● Records that describe figures:

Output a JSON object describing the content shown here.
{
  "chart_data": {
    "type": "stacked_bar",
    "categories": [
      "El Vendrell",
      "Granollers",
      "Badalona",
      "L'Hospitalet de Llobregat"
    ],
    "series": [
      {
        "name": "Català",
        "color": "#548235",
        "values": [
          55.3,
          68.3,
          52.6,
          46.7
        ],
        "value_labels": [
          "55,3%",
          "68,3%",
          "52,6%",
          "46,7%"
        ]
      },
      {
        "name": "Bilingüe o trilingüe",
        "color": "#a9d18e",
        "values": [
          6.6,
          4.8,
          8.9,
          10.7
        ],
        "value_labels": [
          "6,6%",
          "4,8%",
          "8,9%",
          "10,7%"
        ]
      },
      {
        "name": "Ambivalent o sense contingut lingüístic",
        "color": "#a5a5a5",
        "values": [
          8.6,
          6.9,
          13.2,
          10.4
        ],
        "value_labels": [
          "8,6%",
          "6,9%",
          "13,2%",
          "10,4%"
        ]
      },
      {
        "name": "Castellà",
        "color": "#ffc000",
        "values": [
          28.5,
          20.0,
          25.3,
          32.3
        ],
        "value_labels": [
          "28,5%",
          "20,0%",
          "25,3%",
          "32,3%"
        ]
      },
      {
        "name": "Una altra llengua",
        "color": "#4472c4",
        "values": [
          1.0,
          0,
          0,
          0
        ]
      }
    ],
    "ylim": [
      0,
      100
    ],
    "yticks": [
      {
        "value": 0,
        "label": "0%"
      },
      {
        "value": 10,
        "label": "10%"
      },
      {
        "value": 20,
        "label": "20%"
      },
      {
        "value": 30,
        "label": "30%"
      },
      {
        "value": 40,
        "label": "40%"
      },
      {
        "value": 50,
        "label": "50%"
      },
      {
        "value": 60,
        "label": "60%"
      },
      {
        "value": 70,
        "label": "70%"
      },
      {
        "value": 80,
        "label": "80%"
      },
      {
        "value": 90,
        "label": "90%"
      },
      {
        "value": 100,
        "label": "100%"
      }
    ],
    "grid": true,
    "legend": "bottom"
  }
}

● Exercise instructions:
Check each line of the data above for the string "color" and report only how many lines have it.

● Reply:
5